--- WRITTEN EXERCISE ---
Copy every line of the entries that includes the word "кофточки".

(Source records)
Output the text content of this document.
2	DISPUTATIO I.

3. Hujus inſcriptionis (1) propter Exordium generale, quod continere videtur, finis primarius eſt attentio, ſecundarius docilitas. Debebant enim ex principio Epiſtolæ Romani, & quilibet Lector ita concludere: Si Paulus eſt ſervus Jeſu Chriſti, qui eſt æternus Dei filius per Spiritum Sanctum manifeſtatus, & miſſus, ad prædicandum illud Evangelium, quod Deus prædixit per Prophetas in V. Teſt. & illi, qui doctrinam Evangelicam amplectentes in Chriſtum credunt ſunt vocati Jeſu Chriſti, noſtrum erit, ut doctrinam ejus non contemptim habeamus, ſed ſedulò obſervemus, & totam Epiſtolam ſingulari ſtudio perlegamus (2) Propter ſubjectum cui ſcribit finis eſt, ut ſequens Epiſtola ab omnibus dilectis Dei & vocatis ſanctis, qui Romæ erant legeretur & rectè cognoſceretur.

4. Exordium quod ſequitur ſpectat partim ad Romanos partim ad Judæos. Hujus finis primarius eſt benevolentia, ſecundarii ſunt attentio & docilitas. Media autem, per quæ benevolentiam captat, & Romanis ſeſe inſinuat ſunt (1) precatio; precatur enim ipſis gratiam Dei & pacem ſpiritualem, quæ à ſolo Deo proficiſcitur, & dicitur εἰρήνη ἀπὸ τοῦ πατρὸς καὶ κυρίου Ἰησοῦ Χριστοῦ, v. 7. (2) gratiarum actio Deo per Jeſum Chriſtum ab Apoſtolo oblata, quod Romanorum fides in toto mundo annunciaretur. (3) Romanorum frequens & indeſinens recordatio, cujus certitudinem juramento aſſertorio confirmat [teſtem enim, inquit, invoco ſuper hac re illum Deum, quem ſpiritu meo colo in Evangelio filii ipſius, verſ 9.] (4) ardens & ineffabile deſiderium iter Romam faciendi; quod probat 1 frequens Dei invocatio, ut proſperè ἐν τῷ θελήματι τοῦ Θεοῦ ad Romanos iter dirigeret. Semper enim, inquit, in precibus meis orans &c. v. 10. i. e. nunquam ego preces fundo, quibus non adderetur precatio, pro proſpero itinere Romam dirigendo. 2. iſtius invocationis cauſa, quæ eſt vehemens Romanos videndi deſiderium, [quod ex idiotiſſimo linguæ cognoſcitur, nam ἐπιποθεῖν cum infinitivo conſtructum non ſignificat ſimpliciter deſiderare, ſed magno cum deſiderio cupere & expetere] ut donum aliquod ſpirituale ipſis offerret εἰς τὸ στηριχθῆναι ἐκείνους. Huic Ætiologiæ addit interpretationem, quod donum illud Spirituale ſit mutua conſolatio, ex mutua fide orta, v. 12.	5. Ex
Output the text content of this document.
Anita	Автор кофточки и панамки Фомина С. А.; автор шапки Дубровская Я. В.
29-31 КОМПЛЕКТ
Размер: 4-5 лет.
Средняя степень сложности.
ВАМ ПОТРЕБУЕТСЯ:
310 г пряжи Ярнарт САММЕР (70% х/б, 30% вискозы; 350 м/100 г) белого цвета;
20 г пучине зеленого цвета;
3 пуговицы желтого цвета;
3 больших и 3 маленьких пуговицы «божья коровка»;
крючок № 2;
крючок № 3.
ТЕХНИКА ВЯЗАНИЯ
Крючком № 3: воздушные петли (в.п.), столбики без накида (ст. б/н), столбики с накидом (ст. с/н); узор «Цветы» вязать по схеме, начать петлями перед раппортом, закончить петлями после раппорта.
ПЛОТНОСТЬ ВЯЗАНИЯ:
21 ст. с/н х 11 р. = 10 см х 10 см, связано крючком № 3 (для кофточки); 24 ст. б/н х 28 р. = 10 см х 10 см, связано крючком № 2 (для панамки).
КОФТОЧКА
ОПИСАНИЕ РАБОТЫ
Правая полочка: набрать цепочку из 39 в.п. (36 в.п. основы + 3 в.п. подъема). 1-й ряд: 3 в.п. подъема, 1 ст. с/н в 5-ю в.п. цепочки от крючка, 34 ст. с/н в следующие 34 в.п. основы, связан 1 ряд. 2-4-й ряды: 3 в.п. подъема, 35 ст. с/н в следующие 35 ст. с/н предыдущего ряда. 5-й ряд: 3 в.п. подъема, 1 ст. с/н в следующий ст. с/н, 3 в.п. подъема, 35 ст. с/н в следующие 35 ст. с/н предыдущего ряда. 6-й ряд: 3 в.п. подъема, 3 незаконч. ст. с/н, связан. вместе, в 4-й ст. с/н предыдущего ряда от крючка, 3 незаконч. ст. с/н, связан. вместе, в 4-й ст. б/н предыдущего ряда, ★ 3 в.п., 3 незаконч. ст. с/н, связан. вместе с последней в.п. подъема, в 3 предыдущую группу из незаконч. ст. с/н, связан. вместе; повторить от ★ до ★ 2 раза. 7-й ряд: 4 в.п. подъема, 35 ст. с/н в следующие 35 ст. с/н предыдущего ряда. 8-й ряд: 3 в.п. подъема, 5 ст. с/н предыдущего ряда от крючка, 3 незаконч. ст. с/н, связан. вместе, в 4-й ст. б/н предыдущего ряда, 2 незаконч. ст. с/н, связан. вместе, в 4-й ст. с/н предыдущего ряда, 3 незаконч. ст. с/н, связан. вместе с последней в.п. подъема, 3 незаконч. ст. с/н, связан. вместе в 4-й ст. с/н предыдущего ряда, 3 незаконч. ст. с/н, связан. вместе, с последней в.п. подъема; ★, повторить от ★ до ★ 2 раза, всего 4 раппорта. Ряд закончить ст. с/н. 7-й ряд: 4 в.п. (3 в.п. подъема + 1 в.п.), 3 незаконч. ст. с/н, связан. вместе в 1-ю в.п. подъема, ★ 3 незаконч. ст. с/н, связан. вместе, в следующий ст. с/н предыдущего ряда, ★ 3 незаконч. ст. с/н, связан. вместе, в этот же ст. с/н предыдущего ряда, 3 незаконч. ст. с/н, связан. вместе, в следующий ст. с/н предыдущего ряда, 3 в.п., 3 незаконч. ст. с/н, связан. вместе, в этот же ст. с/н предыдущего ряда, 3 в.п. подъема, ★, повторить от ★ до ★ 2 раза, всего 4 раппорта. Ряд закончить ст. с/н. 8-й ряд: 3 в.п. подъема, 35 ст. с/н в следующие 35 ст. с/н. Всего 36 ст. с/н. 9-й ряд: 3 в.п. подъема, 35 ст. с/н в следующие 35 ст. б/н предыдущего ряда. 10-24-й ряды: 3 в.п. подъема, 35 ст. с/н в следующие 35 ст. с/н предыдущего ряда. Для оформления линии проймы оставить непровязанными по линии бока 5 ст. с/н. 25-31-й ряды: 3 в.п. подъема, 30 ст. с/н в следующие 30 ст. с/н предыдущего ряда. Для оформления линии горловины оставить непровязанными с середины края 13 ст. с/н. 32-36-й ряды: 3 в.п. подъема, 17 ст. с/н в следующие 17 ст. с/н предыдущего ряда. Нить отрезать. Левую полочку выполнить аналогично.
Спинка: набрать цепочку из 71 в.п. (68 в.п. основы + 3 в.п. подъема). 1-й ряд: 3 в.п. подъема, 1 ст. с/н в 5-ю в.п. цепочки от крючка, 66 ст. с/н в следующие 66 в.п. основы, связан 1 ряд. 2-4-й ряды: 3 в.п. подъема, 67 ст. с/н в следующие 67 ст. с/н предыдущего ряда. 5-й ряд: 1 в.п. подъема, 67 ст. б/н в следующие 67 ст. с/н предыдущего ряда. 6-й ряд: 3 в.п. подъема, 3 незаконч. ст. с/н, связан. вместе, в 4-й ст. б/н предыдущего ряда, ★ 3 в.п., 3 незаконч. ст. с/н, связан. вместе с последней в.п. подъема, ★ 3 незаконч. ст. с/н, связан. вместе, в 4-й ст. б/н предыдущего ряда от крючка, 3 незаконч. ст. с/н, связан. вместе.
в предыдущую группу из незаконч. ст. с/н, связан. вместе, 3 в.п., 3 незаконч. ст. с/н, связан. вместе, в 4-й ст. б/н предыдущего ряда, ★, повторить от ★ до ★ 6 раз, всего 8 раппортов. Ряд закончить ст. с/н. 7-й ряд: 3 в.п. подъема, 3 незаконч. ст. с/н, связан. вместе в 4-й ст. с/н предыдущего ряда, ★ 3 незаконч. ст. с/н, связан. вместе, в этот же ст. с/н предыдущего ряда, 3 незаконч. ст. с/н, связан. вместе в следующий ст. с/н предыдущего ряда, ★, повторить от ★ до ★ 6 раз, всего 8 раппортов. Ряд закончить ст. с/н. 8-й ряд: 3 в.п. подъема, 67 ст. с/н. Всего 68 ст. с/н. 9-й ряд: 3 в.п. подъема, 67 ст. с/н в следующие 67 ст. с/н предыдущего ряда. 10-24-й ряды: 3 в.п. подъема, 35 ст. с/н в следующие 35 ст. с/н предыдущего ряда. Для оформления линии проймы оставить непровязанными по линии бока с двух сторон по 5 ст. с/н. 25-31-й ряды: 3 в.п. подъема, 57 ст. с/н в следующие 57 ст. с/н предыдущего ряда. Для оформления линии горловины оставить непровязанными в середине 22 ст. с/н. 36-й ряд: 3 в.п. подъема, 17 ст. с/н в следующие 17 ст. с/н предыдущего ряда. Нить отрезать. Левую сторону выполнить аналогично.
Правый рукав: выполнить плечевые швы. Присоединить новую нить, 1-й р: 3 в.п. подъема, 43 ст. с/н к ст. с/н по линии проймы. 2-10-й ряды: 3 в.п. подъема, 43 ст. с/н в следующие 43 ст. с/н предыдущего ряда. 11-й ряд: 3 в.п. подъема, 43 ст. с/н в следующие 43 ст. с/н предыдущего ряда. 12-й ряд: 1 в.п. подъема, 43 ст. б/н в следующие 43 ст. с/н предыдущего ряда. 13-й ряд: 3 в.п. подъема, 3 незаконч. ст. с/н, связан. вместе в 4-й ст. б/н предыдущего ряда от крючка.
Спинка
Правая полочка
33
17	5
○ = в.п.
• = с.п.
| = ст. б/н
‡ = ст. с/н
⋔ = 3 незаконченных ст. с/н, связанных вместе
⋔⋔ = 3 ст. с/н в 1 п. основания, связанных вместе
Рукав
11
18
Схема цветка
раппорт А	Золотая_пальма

--- ANSWER TO THE TASK ---
Anita	Автор кофточки и панамки Фомина С. А.; автор шапки Дубровская Я. В.
21 ст. с/н х 11 р. = 10 см х 10 см, связано крючком № 3 (для кофточки); 24 ст. б/н х 28 р. = 10 см х 10 см, связано крючком № 2 (для панамки).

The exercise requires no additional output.